• **EXTRACTED RECORDS**:

────

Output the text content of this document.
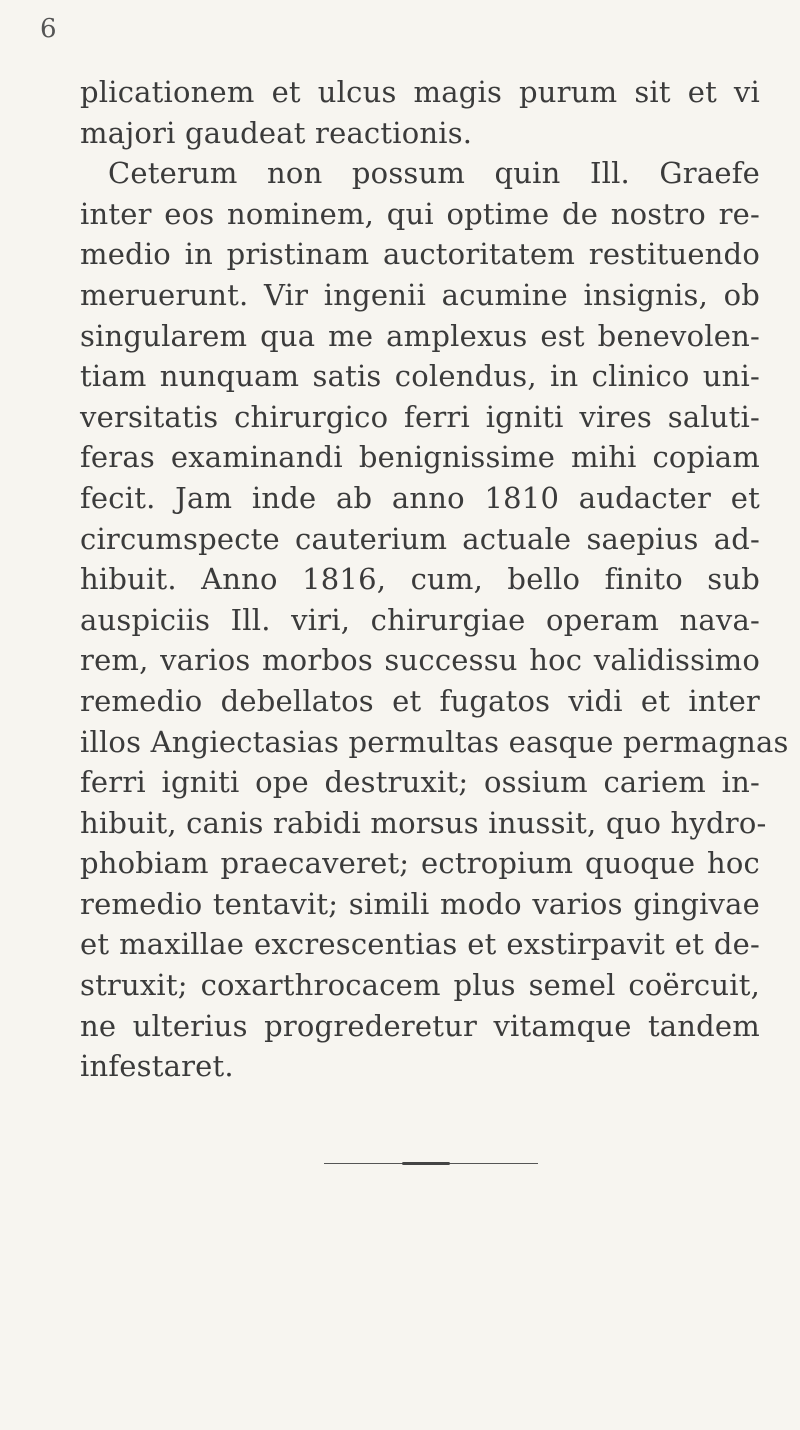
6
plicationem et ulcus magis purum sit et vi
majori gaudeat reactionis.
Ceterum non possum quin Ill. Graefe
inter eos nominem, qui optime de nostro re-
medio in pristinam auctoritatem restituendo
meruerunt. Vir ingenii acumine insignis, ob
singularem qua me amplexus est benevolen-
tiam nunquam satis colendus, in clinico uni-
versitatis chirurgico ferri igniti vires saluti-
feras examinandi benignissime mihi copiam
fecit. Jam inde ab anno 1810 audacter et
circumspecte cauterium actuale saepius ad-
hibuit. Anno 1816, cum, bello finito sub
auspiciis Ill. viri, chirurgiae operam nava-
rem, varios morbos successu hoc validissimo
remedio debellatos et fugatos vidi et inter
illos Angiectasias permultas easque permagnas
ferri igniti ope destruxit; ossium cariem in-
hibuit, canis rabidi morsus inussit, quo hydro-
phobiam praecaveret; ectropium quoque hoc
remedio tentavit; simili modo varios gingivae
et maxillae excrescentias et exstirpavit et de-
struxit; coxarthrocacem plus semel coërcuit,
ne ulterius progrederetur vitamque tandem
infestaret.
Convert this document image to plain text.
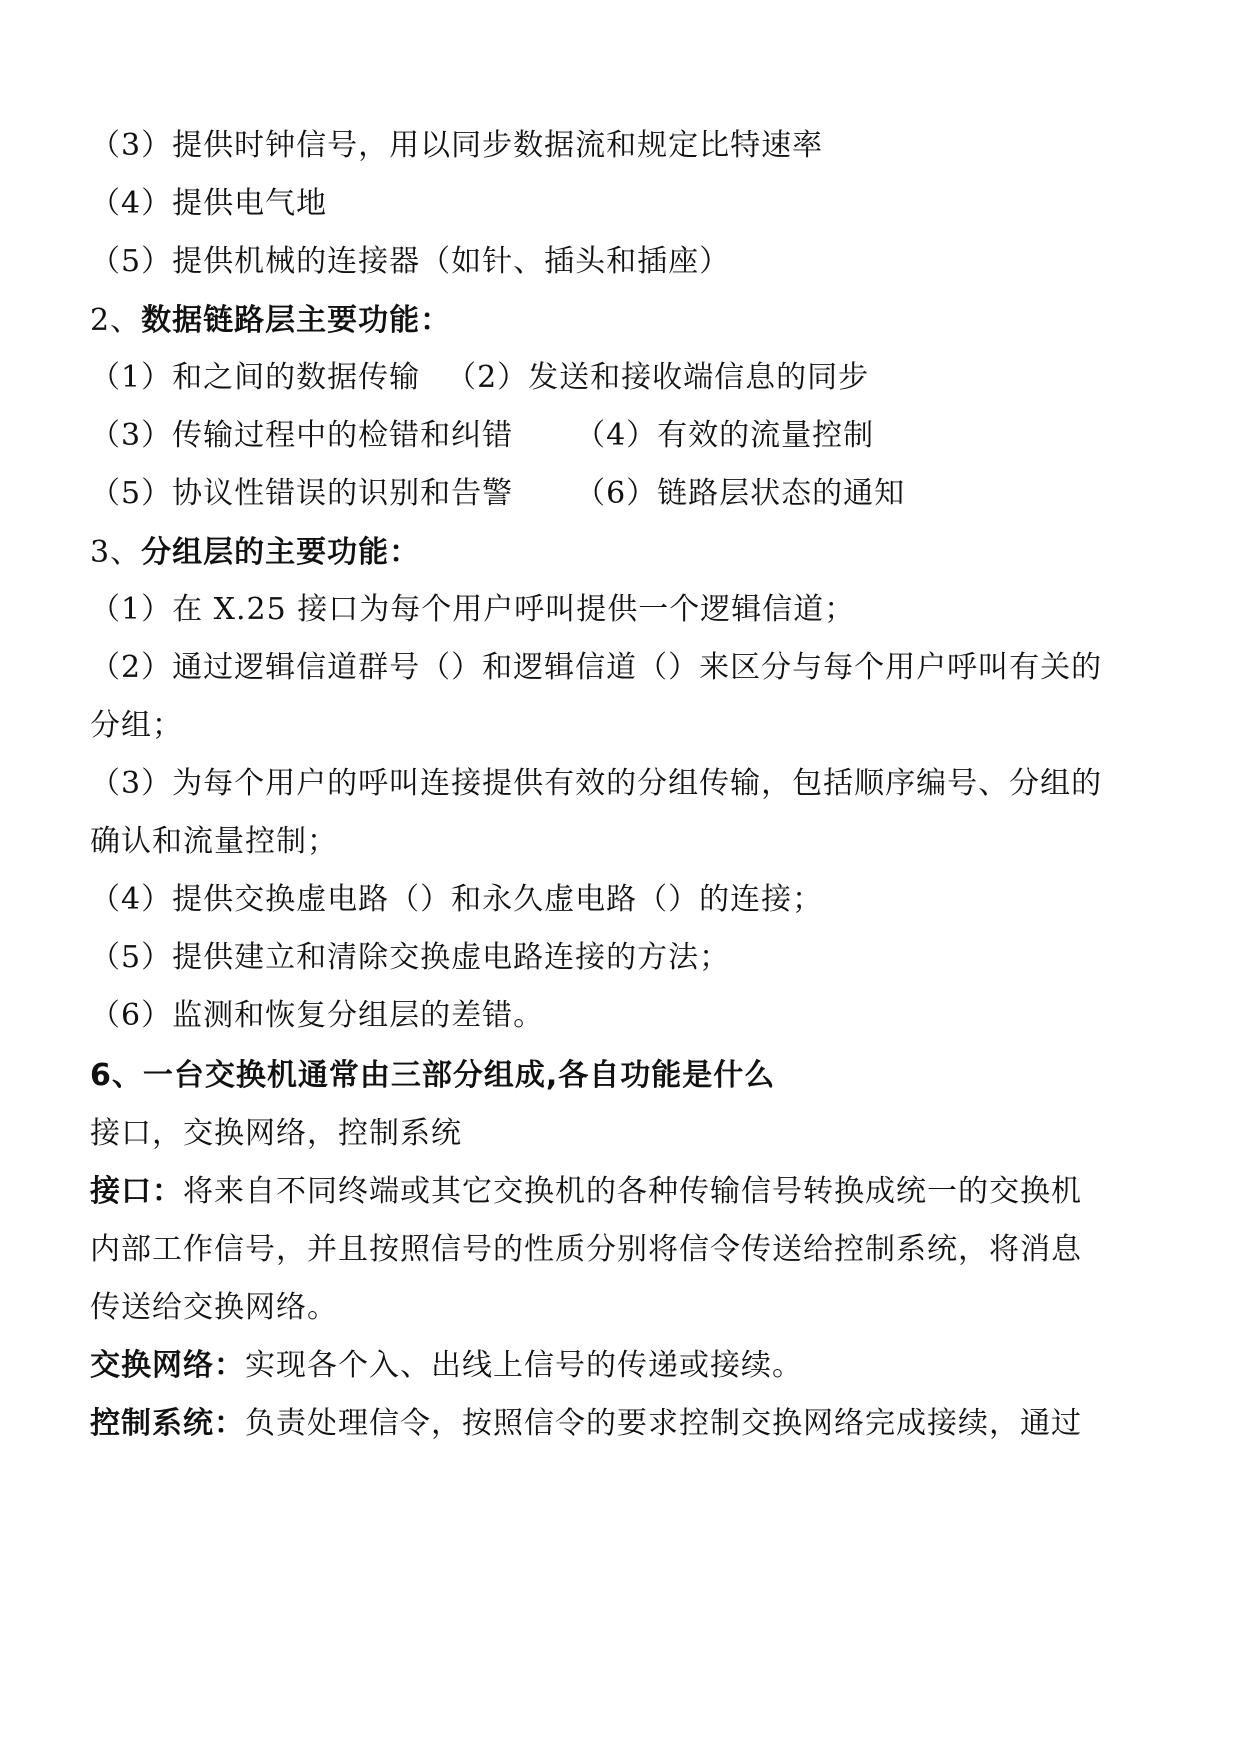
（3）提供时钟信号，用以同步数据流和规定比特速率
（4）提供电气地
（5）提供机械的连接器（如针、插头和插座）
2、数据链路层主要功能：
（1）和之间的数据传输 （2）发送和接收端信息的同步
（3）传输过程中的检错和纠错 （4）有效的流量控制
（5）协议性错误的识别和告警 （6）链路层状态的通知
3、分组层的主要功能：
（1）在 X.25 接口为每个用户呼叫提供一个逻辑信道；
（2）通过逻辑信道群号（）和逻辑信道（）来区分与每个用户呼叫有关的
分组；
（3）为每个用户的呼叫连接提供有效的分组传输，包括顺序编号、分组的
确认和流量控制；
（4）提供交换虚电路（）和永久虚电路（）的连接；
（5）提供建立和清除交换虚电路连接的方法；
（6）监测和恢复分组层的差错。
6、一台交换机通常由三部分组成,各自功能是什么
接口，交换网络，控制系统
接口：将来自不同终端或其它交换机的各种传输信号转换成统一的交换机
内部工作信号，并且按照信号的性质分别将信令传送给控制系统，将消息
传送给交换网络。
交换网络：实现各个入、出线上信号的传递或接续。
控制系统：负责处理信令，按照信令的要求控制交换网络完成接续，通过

────

• **OBJECTIVE**:
Restate the data above word for word. Do not include the images.

• **REPLY TO THE TASK**:
Output the text content of this document.
6
plicationem et ulcus magis purum sit et vi
majori gaudeat reactionis.
Ceterum non possum quin Ill. Graefe
inter eos nominem, qui optime de nostro re-
medio in pristinam auctoritatem restituendo
meruerunt. Vir ingenii acumine insignis, ob
singularem qua me amplexus est benevolen-
tiam nunquam satis colendus, in clinico uni-
versitatis chirurgico ferri igniti vires saluti-
feras examinandi benignissime mihi copiam
fecit. Jam inde ab anno 1810 audacter et
circumspecte cauterium actuale saepius ad-
hibuit. Anno 1816, cum, bello finito sub
auspiciis Ill. viri, chirurgiae operam nava-
rem, varios morbos successu hoc validissimo
remedio debellatos et fugatos vidi et inter
illos Angiectasias permultas easque permagnas
ferri igniti ope destruxit; ossium cariem in-
hibuit, canis rabidi morsus inussit, quo hydro-
phobiam praecaveret; ectropium quoque hoc
remedio tentavit; simili modo varios gingivae
et maxillae excrescentias et exstirpavit et de-
struxit; coxarthrocacem plus semel coërcuit,
ne ulterius progrederetur vitamque tandem
infestaret.
Convert this document image to plain text.
（3）提供时钟信号，用以同步数据流和规定比特速率
（4）提供电气地
（5）提供机械的连接器（如针、插头和插座）
2、数据链路层主要功能：
（1）和之间的数据传输 （2）发送和接收端信息的同步
（3）传输过程中的检错和纠错 （4）有效的流量控制
（5）协议性错误的识别和告警 （6）链路层状态的通知
3、分组层的主要功能：
（1）在 X.25 接口为每个用户呼叫提供一个逻辑信道；
（2）通过逻辑信道群号（）和逻辑信道（）来区分与每个用户呼叫有关的
分组；
（3）为每个用户的呼叫连接提供有效的分组传输，包括顺序编号、分组的
确认和流量控制；
（4）提供交换虚电路（）和永久虚电路（）的连接；
（5）提供建立和清除交换虚电路连接的方法；
（6）监测和恢复分组层的差错。
6、一台交换机通常由三部分组成,各自功能是什么
接口，交换网络，控制系统
接口：将来自不同终端或其它交换机的各种传输信号转换成统一的交换机
内部工作信号，并且按照信号的性质分别将信令传送给控制系统，将消息
传送给交换网络。
交换网络：实现各个入、出线上信号的传递或接续。
控制系统：负责处理信令，按照信令的要求控制交换网络完成接续，通过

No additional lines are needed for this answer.